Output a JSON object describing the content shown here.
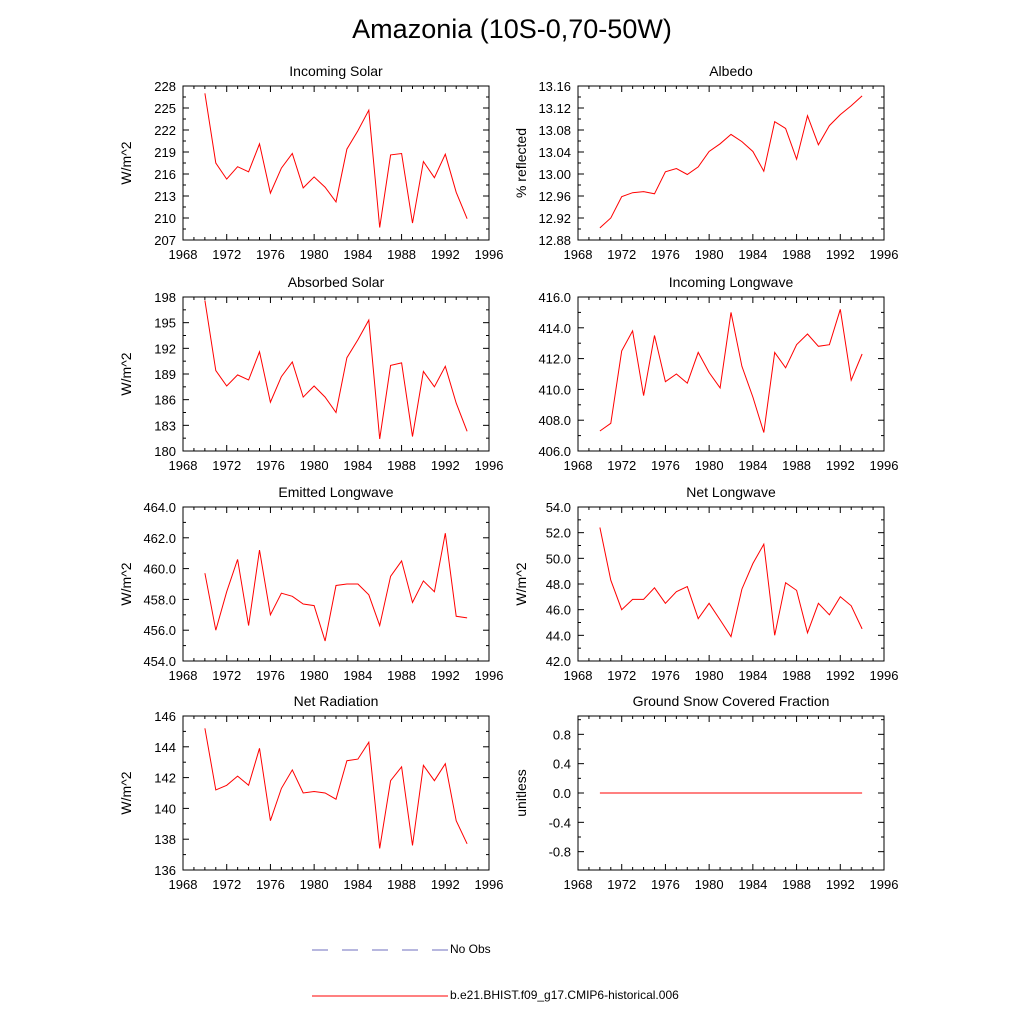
{
  "page": {
    "title": "Amazonia (10S-0,70-50W)"
  },
  "colors": {
    "model_line": "#ff0000",
    "obs_line": "#6f6fbf",
    "axis": "#000000"
  },
  "legend": {
    "obs_label": "No Obs",
    "model_label": "b.e21.BHIST.f09_g17.CMIP6-historical.006"
  },
  "chart_data": [
    {
      "type": "line",
      "title": "Incoming Solar",
      "ylabel": "W/m^2",
      "xlim": [
        1968,
        1996
      ],
      "ylim": [
        207,
        228
      ],
      "x_ticks": [
        1968,
        1972,
        1976,
        1980,
        1984,
        1988,
        1992,
        1996
      ],
      "y_ticks": [
        "207",
        "210",
        "213",
        "216",
        "219",
        "222",
        "225",
        "228"
      ],
      "x": [
        1970,
        1971,
        1972,
        1973,
        1974,
        1975,
        1976,
        1977,
        1978,
        1979,
        1980,
        1981,
        1982,
        1983,
        1984,
        1985,
        1986,
        1987,
        1988,
        1989,
        1990,
        1991,
        1992,
        1993,
        1994
      ],
      "values": [
        227.0,
        217.5,
        215.3,
        217.0,
        216.3,
        220.1,
        213.4,
        216.8,
        218.8,
        214.1,
        215.6,
        214.2,
        212.2,
        219.4,
        221.9,
        224.7,
        208.7,
        218.6,
        218.8,
        209.3,
        217.7,
        215.5,
        218.7,
        213.5,
        209.9
      ]
    },
    {
      "type": "line",
      "title": "Albedo",
      "ylabel": "% reflected",
      "xlim": [
        1968,
        1996
      ],
      "ylim": [
        12.88,
        13.16
      ],
      "x_ticks": [
        1968,
        1972,
        1976,
        1980,
        1984,
        1988,
        1992,
        1996
      ],
      "y_ticks": [
        "12.88",
        "12.92",
        "12.96",
        "13.00",
        "13.04",
        "13.08",
        "13.12",
        "13.16"
      ],
      "x": [
        1970,
        1971,
        1972,
        1973,
        1974,
        1975,
        1976,
        1977,
        1978,
        1979,
        1980,
        1981,
        1982,
        1983,
        1984,
        1985,
        1986,
        1987,
        1988,
        1989,
        1990,
        1991,
        1992,
        1993,
        1994
      ],
      "values": [
        12.902,
        12.92,
        12.959,
        12.966,
        12.968,
        12.964,
        13.004,
        13.01,
        12.999,
        13.013,
        13.041,
        13.055,
        13.072,
        13.059,
        13.041,
        13.005,
        13.095,
        13.083,
        13.027,
        13.106,
        13.053,
        13.088,
        13.108,
        13.124,
        13.142
      ]
    },
    {
      "type": "line",
      "title": "Absorbed Solar",
      "ylabel": "W/m^2",
      "xlim": [
        1968,
        1996
      ],
      "ylim": [
        180,
        198
      ],
      "x_ticks": [
        1968,
        1972,
        1976,
        1980,
        1984,
        1988,
        1992,
        1996
      ],
      "y_ticks": [
        "180",
        "183",
        "186",
        "189",
        "192",
        "195",
        "198"
      ],
      "x": [
        1970,
        1971,
        1972,
        1973,
        1974,
        1975,
        1976,
        1977,
        1978,
        1979,
        1980,
        1981,
        1982,
        1983,
        1984,
        1985,
        1986,
        1987,
        1988,
        1989,
        1990,
        1991,
        1992,
        1993,
        1994
      ],
      "values": [
        197.6,
        189.4,
        187.6,
        188.9,
        188.3,
        191.6,
        185.7,
        188.7,
        190.4,
        186.3,
        187.6,
        186.3,
        184.5,
        190.9,
        193.0,
        195.3,
        181.4,
        190.0,
        190.3,
        181.7,
        189.3,
        187.5,
        189.9,
        185.6,
        182.3
      ]
    },
    {
      "type": "line",
      "title": "Incoming Longwave",
      "ylabel": "",
      "xlim": [
        1968,
        1996
      ],
      "ylim": [
        406,
        416
      ],
      "x_ticks": [
        1968,
        1972,
        1976,
        1980,
        1984,
        1988,
        1992,
        1996
      ],
      "y_ticks": [
        "406.0",
        "408.0",
        "410.0",
        "412.0",
        "414.0",
        "416.0"
      ],
      "x": [
        1970,
        1971,
        1972,
        1973,
        1974,
        1975,
        1976,
        1977,
        1978,
        1979,
        1980,
        1981,
        1982,
        1983,
        1984,
        1985,
        1986,
        1987,
        1988,
        1989,
        1990,
        1991,
        1992,
        1993,
        1994
      ],
      "values": [
        407.3,
        407.8,
        412.5,
        413.8,
        409.6,
        413.5,
        410.5,
        411.0,
        410.4,
        412.4,
        411.1,
        410.1,
        415.0,
        411.5,
        409.5,
        407.2,
        412.4,
        411.4,
        412.9,
        413.6,
        412.8,
        412.9,
        415.2,
        410.6,
        412.3
      ]
    },
    {
      "type": "line",
      "title": "Emitted Longwave",
      "ylabel": "W/m^2",
      "xlim": [
        1968,
        1996
      ],
      "ylim": [
        454,
        464
      ],
      "x_ticks": [
        1968,
        1972,
        1976,
        1980,
        1984,
        1988,
        1992,
        1996
      ],
      "y_ticks": [
        "454.0",
        "456.0",
        "458.0",
        "460.0",
        "462.0",
        "464.0"
      ],
      "x": [
        1970,
        1971,
        1972,
        1973,
        1974,
        1975,
        1976,
        1977,
        1978,
        1979,
        1980,
        1981,
        1982,
        1983,
        1984,
        1985,
        1986,
        1987,
        1988,
        1989,
        1990,
        1991,
        1992,
        1993,
        1994
      ],
      "values": [
        459.7,
        456.0,
        458.5,
        460.6,
        456.3,
        461.2,
        457.0,
        458.4,
        458.2,
        457.7,
        457.6,
        455.3,
        458.9,
        459.0,
        459.0,
        458.3,
        456.3,
        459.5,
        460.5,
        457.8,
        459.2,
        458.5,
        462.3,
        456.9,
        456.8
      ]
    },
    {
      "type": "line",
      "title": "Net Longwave",
      "ylabel": "W/m^2",
      "xlim": [
        1968,
        1996
      ],
      "ylim": [
        42,
        54
      ],
      "x_ticks": [
        1968,
        1972,
        1976,
        1980,
        1984,
        1988,
        1992,
        1996
      ],
      "y_ticks": [
        "42.0",
        "44.0",
        "46.0",
        "48.0",
        "50.0",
        "52.0",
        "54.0"
      ],
      "x": [
        1970,
        1971,
        1972,
        1973,
        1974,
        1975,
        1976,
        1977,
        1978,
        1979,
        1980,
        1981,
        1982,
        1983,
        1984,
        1985,
        1986,
        1987,
        1988,
        1989,
        1990,
        1991,
        1992,
        1993,
        1994
      ],
      "values": [
        52.4,
        48.3,
        46.0,
        46.8,
        46.8,
        47.7,
        46.5,
        47.4,
        47.8,
        45.3,
        46.5,
        45.2,
        43.9,
        47.6,
        49.6,
        51.1,
        44.0,
        48.1,
        47.5,
        44.2,
        46.5,
        45.6,
        47.0,
        46.3,
        44.5
      ]
    },
    {
      "type": "line",
      "title": "Net Radiation",
      "ylabel": "W/m^2",
      "xlim": [
        1968,
        1996
      ],
      "ylim": [
        136,
        146
      ],
      "x_ticks": [
        1968,
        1972,
        1976,
        1980,
        1984,
        1988,
        1992,
        1996
      ],
      "y_ticks": [
        "136",
        "138",
        "140",
        "142",
        "144",
        "146"
      ],
      "x": [
        1970,
        1971,
        1972,
        1973,
        1974,
        1975,
        1976,
        1977,
        1978,
        1979,
        1980,
        1981,
        1982,
        1983,
        1984,
        1985,
        1986,
        1987,
        1988,
        1989,
        1990,
        1991,
        1992,
        1993,
        1994
      ],
      "values": [
        145.2,
        141.2,
        141.5,
        142.1,
        141.5,
        143.9,
        139.2,
        141.3,
        142.5,
        141.0,
        141.1,
        141.0,
        140.6,
        143.1,
        143.2,
        144.3,
        137.4,
        141.8,
        142.7,
        137.6,
        142.8,
        141.8,
        142.9,
        139.2,
        137.7
      ]
    },
    {
      "type": "line",
      "title": "Ground Snow Covered Fraction",
      "ylabel": "unitless",
      "xlim": [
        1968,
        1996
      ],
      "ylim": [
        -1.05,
        1.05
      ],
      "x_ticks": [
        1968,
        1972,
        1976,
        1980,
        1984,
        1988,
        1992,
        1996
      ],
      "y_ticks": [
        "-0.8",
        "-0.4",
        "0.0",
        "0.4",
        "0.8"
      ],
      "x": [
        1970,
        1971,
        1972,
        1973,
        1974,
        1975,
        1976,
        1977,
        1978,
        1979,
        1980,
        1981,
        1982,
        1983,
        1984,
        1985,
        1986,
        1987,
        1988,
        1989,
        1990,
        1991,
        1992,
        1993,
        1994
      ],
      "values": [
        0,
        0,
        0,
        0,
        0,
        0,
        0,
        0,
        0,
        0,
        0,
        0,
        0,
        0,
        0,
        0,
        0,
        0,
        0,
        0,
        0,
        0,
        0,
        0,
        0
      ]
    }
  ]
}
========
Objective:
Report the number of lines above that contain the word "Solar", and only that number.

Task output:
2